PROBLEM REQUIREMENTS - Write out the records again, exactly, leaving none out.

INFORMATION SHOWN -
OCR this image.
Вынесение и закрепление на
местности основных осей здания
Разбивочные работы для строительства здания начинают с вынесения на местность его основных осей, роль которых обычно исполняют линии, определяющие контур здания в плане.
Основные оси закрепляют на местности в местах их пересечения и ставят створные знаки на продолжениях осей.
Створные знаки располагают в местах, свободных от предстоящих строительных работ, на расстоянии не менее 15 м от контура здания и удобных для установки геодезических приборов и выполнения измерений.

TASK RESPONSE -
OCR this image.
Вынесение и закрепление на
местности основных осей здания
Разбивочные работы для строительства здания начинают с вынесения на местность его основных осей, роль которых обычно исполняют линии, определяющие контур здания в плане.
Основные оси закрепляют на местности в местах их пересечения и ставят створные знаки на продолжениях осей.
Створные знаки располагают в местах, свободных от предстоящих строительных работ, на расстоянии не менее 15 м от контура здания и удобных для установки геодезических приборов и выполнения измерений.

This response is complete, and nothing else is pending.